-- Start of Provided data --

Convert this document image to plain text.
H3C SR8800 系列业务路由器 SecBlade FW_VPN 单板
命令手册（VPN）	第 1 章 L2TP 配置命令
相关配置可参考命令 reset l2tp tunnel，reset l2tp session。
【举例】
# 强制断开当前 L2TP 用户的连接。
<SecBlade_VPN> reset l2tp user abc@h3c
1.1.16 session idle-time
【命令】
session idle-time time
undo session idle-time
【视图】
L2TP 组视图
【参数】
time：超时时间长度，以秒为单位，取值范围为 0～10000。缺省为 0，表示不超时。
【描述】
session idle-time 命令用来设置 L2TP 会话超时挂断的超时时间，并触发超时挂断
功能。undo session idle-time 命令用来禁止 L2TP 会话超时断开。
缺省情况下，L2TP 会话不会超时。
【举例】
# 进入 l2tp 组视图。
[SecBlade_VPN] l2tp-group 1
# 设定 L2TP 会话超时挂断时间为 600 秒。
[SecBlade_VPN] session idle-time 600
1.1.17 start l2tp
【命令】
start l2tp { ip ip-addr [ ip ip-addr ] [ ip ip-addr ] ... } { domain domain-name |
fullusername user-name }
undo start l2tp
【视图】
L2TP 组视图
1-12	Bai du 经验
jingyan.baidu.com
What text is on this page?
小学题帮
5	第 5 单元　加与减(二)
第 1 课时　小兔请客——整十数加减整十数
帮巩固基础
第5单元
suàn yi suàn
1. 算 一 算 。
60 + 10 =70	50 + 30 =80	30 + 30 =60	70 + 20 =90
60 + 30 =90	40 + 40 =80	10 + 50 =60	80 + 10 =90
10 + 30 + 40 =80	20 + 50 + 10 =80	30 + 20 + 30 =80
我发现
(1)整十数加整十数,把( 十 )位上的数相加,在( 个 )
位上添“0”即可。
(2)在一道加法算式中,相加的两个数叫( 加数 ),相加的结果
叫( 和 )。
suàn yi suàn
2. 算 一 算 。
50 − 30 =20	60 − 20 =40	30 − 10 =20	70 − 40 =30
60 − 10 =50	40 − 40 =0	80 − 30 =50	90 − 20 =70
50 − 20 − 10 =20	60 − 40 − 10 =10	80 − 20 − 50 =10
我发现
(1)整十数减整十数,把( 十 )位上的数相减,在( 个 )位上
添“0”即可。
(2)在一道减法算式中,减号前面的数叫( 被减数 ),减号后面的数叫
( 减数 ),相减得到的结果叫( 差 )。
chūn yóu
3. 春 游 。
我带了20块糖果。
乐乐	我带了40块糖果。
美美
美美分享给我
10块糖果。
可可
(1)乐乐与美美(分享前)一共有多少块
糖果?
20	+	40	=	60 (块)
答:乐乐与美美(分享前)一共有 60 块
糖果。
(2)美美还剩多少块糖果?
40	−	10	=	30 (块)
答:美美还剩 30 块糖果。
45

-- End of Provided data --

Task details -
Repeat exactly, and only, the lines of the records above, starting with the line that contains "What text is on this page?" and ending with the final line, both included.

Solution to this problem -
What text is on this page?
小学题帮
5	第 5 单元　加与减(二)
第 1 课时　小兔请客——整十数加减整十数
帮巩固基础
第5单元
suàn yi suàn
1. 算 一 算 。
60 + 10 =70	50 + 30 =80	30 + 30 =60	70 + 20 =90
60 + 30 =90	40 + 40 =80	10 + 50 =60	80 + 10 =90
10 + 30 + 40 =80	20 + 50 + 10 =80	30 + 20 + 30 =80
我发现
(1)整十数加整十数,把( 十 )位上的数相加,在( 个 )
位上添“0”即可。
(2)在一道加法算式中,相加的两个数叫( 加数 ),相加的结果
叫( 和 )。
suàn yi suàn
2. 算 一 算 。
50 − 30 =20	60 − 20 =40	30 − 10 =20	70 − 40 =30
60 − 10 =50	40 − 40 =0	80 − 30 =50	90 − 20 =70
50 − 20 − 10 =20	60 − 40 − 10 =10	80 − 20 − 50 =10
我发现
(1)整十数减整十数,把( 十 )位上的数相减,在( 个 )位上
添“0”即可。
(2)在一道减法算式中,减号前面的数叫( 被减数 ),减号后面的数叫
( 减数 ),相减得到的结果叫( 差 )。
chūn yóu
3. 春 游 。
我带了20块糖果。
乐乐	我带了40块糖果。
美美
美美分享给我
10块糖果。
可可
(1)乐乐与美美(分享前)一共有多少块
糖果?
20	+	40	=	60 (块)
答:乐乐与美美(分享前)一共有 60 块
糖果。
(2)美美还剩多少块糖果?
40	−	10	=	30 (块)
答:美美还剩 30 块糖果。
45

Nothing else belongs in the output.